** To do **
Output the data below in full, character for character.

>> Start

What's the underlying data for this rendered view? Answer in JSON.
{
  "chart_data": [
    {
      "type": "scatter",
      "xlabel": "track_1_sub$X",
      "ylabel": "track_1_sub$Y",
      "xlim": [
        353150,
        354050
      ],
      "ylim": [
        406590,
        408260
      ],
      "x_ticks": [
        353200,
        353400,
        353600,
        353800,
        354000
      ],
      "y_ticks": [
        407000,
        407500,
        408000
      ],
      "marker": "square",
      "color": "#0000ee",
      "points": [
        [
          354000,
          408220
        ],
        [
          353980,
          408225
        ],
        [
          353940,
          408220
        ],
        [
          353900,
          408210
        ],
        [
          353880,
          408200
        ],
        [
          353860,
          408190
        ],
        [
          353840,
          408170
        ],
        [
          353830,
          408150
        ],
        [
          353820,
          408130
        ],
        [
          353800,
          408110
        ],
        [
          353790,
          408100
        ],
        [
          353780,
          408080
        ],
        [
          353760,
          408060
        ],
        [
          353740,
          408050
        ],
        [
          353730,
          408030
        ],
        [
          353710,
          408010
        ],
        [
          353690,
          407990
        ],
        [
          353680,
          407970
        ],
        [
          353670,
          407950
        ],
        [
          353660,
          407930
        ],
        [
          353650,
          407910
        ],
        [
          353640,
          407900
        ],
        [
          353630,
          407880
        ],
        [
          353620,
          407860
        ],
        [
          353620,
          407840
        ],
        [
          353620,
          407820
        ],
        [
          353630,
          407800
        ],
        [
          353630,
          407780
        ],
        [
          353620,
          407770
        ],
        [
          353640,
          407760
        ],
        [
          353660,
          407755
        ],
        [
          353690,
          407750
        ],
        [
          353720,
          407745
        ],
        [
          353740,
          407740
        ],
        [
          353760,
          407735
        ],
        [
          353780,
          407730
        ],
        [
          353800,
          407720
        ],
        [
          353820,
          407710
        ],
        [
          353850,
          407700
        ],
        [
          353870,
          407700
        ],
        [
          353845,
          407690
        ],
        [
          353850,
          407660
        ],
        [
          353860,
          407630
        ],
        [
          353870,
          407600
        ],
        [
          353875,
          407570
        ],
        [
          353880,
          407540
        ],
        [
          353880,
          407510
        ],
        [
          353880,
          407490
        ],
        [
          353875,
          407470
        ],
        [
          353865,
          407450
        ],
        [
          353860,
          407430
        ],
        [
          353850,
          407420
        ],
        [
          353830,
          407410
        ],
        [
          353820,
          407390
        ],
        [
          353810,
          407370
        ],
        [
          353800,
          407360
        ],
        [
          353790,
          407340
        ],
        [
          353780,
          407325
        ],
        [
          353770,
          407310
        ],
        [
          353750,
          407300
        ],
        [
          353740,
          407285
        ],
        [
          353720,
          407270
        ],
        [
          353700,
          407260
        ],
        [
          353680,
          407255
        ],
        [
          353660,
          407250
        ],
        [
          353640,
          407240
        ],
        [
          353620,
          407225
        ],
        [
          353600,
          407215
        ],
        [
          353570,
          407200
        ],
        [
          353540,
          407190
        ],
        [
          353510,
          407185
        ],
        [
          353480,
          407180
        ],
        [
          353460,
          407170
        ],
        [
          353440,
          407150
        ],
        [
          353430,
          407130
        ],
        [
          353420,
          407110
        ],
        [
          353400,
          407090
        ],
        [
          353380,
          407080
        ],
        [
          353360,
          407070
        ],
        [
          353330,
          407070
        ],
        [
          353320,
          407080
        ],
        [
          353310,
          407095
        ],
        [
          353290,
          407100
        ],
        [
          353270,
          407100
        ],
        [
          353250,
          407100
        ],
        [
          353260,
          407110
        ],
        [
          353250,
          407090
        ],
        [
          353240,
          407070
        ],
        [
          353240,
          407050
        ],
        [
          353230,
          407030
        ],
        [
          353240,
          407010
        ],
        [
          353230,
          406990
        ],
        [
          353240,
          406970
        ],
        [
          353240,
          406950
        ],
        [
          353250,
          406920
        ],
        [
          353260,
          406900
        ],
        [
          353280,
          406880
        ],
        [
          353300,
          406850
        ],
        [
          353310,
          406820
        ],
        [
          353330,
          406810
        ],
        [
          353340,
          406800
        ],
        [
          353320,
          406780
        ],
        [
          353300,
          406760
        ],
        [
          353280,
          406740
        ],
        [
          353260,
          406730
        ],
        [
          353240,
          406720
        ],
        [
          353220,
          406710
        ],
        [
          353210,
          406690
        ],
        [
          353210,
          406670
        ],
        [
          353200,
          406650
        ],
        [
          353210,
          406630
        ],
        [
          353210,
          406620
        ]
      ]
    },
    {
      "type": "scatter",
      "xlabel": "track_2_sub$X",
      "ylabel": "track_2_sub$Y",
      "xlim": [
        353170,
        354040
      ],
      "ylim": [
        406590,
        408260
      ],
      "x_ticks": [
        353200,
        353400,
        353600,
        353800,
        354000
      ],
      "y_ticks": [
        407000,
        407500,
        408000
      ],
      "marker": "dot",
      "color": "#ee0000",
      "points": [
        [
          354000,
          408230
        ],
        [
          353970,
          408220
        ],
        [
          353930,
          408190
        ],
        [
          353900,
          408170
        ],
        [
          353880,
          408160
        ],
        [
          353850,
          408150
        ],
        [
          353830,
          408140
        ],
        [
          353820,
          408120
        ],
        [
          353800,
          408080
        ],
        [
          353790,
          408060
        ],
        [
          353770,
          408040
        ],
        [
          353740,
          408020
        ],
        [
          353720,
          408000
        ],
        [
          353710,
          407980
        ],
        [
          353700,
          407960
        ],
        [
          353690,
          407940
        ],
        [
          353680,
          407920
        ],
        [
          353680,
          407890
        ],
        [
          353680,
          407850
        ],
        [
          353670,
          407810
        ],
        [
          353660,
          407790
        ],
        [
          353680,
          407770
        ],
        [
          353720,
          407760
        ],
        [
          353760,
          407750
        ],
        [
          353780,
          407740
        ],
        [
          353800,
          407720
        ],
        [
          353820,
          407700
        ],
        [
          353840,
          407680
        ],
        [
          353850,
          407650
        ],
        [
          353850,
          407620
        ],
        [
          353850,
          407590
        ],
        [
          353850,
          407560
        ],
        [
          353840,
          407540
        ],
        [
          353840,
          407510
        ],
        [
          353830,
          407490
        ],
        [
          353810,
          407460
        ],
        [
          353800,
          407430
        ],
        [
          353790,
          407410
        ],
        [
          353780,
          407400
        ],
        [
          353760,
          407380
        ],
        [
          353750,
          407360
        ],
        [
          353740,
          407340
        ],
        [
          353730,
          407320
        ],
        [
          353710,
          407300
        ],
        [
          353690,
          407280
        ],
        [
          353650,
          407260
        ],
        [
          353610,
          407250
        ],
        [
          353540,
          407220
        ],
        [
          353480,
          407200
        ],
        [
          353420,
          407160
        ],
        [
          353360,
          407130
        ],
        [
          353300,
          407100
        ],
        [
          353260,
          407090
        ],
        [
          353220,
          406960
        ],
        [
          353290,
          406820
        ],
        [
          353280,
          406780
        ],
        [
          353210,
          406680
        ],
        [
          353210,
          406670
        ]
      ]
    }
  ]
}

>> End

** Output **
What's the underlying data for this rendered view? Answer in JSON.
{
  "chart_data": [
    {
      "type": "scatter",
      "xlabel": "track_1_sub$X",
      "ylabel": "track_1_sub$Y",
      "xlim": [
        353150,
        354050
      ],
      "ylim": [
        406590,
        408260
      ],
      "x_ticks": [
        353200,
        353400,
        353600,
        353800,
        354000
      ],
      "y_ticks": [
        407000,
        407500,
        408000
      ],
      "marker": "square",
      "color": "#0000ee",
      "points": [
        [
          354000,
          408220
        ],
        [
          353980,
          408225
        ],
        [
          353940,
          408220
        ],
        [
          353900,
          408210
        ],
        [
          353880,
          408200
        ],
        [
          353860,
          408190
        ],
        [
          353840,
          408170
        ],
        [
          353830,
          408150
        ],
        [
          353820,
          408130
        ],
        [
          353800,
          408110
        ],
        [
          353790,
          408100
        ],
        [
          353780,
          408080
        ],
        [
          353760,
          408060
        ],
        [
          353740,
          408050
        ],
        [
          353730,
          408030
        ],
        [
          353710,
          408010
        ],
        [
          353690,
          407990
        ],
        [
          353680,
          407970
        ],
        [
          353670,
          407950
        ],
        [
          353660,
          407930
        ],
        [
          353650,
          407910
        ],
        [
          353640,
          407900
        ],
        [
          353630,
          407880
        ],
        [
          353620,
          407860
        ],
        [
          353620,
          407840
        ],
        [
          353620,
          407820
        ],
        [
          353630,
          407800
        ],
        [
          353630,
          407780
        ],
        [
          353620,
          407770
        ],
        [
          353640,
          407760
        ],
        [
          353660,
          407755
        ],
        [
          353690,
          407750
        ],
        [
          353720,
          407745
        ],
        [
          353740,
          407740
        ],
        [
          353760,
          407735
        ],
        [
          353780,
          407730
        ],
        [
          353800,
          407720
        ],
        [
          353820,
          407710
        ],
        [
          353850,
          407700
        ],
        [
          353870,
          407700
        ],
        [
          353845,
          407690
        ],
        [
          353850,
          407660
        ],
        [
          353860,
          407630
        ],
        [
          353870,
          407600
        ],
        [
          353875,
          407570
        ],
        [
          353880,
          407540
        ],
        [
          353880,
          407510
        ],
        [
          353880,
          407490
        ],
        [
          353875,
          407470
        ],
        [
          353865,
          407450
        ],
        [
          353860,
          407430
        ],
        [
          353850,
          407420
        ],
        [
          353830,
          407410
        ],
        [
          353820,
          407390
        ],
        [
          353810,
          407370
        ],
        [
          353800,
          407360
        ],
        [
          353790,
          407340
        ],
        [
          353780,
          407325
        ],
        [
          353770,
          407310
        ],
        [
          353750,
          407300
        ],
        [
          353740,
          407285
        ],
        [
          353720,
          407270
        ],
        [
          353700,
          407260
        ],
        [
          353680,
          407255
        ],
        [
          353660,
          407250
        ],
        [
          353640,
          407240
        ],
        [
          353620,
          407225
        ],
        [
          353600,
          407215
        ],
        [
          353570,
          407200
        ],
        [
          353540,
          407190
        ],
        [
          353510,
          407185
        ],
        [
          353480,
          407180
        ],
        [
          353460,
          407170
        ],
        [
          353440,
          407150
        ],
        [
          353430,
          407130
        ],
        [
          353420,
          407110
        ],
        [
          353400,
          407090
        ],
        [
          353380,
          407080
        ],
        [
          353360,
          407070
        ],
        [
          353330,
          407070
        ],
        [
          353320,
          407080
        ],
        [
          353310,
          407095
        ],
        [
          353290,
          407100
        ],
        [
          353270,
          407100
        ],
        [
          353250,
          407100
        ],
        [
          353260,
          407110
        ],
        [
          353250,
          407090
        ],
        [
          353240,
          407070
        ],
        [
          353240,
          407050
        ],
        [
          353230,
          407030
        ],
        [
          353240,
          407010
        ],
        [
          353230,
          406990
        ],
        [
          353240,
          406970
        ],
        [
          353240,
          406950
        ],
        [
          353250,
          406920
        ],
        [
          353260,
          406900
        ],
        [
          353280,
          406880
        ],
        [
          353300,
          406850
        ],
        [
          353310,
          406820
        ],
        [
          353330,
          406810
        ],
        [
          353340,
          406800
        ],
        [
          353320,
          406780
        ],
        [
          353300,
          406760
        ],
        [
          353280,
          406740
        ],
        [
          353260,
          406730
        ],
        [
          353240,
          406720
        ],
        [
          353220,
          406710
        ],
        [
          353210,
          406690
        ],
        [
          353210,
          406670
        ],
        [
          353200,
          406650
        ],
        [
          353210,
          406630
        ],
        [
          353210,
          406620
        ]
      ]
    },
    {
      "type": "scatter",
      "xlabel": "track_2_sub$X",
      "ylabel": "track_2_sub$Y",
      "xlim": [
        353170,
        354040
      ],
      "ylim": [
        406590,
        408260
      ],
      "x_ticks": [
        353200,
        353400,
        353600,
        353800,
        354000
      ],
      "y_ticks": [
        407000,
        407500,
        408000
      ],
      "marker": "dot",
      "color": "#ee0000",
      "points": [
        [
          354000,
          408230
        ],
        [
          353970,
          408220
        ],
        [
          353930,
          408190
        ],
        [
          353900,
          408170
        ],
        [
          353880,
          408160
        ],
        [
          353850,
          408150
        ],
        [
          353830,
          408140
        ],
        [
          353820,
          408120
        ],
        [
          353800,
          408080
        ],
        [
          353790,
          408060
        ],
        [
          353770,
          408040
        ],
        [
          353740,
          408020
        ],
        [
          353720,
          408000
        ],
        [
          353710,
          407980
        ],
        [
          353700,
          407960
        ],
        [
          353690,
          407940
        ],
        [
          353680,
          407920
        ],
        [
          353680,
          407890
        ],
        [
          353680,
          407850
        ],
        [
          353670,
          407810
        ],
        [
          353660,
          407790
        ],
        [
          353680,
          407770
        ],
        [
          353720,
          407760
        ],
        [
          353760,
          407750
        ],
        [
          353780,
          407740
        ],
        [
          353800,
          407720
        ],
        [
          353820,
          407700
        ],
        [
          353840,
          407680
        ],
        [
          353850,
          407650
        ],
        [
          353850,
          407620
        ],
        [
          353850,
          407590
        ],
        [
          353850,
          407560
        ],
        [
          353840,
          407540
        ],
        [
          353840,
          407510
        ],
        [
          353830,
          407490
        ],
        [
          353810,
          407460
        ],
        [
          353800,
          407430
        ],
        [
          353790,
          407410
        ],
        [
          353780,
          407400
        ],
        [
          353760,
          407380
        ],
        [
          353750,
          407360
        ],
        [
          353740,
          407340
        ],
        [
          353730,
          407320
        ],
        [
          353710,
          407300
        ],
        [
          353690,
          407280
        ],
        [
          353650,
          407260
        ],
        [
          353610,
          407250
        ],
        [
          353540,
          407220
        ],
        [
          353480,
          407200
        ],
        [
          353420,
          407160
        ],
        [
          353360,
          407130
        ],
        [
          353300,
          407100
        ],
        [
          353260,
          407090
        ],
        [
          353220,
          406960
        ],
        [
          353290,
          406820
        ],
        [
          353280,
          406780
        ],
        [
          353210,
          406680
        ],
        [
          353210,
          406670
        ]
      ]
    }
  ]
}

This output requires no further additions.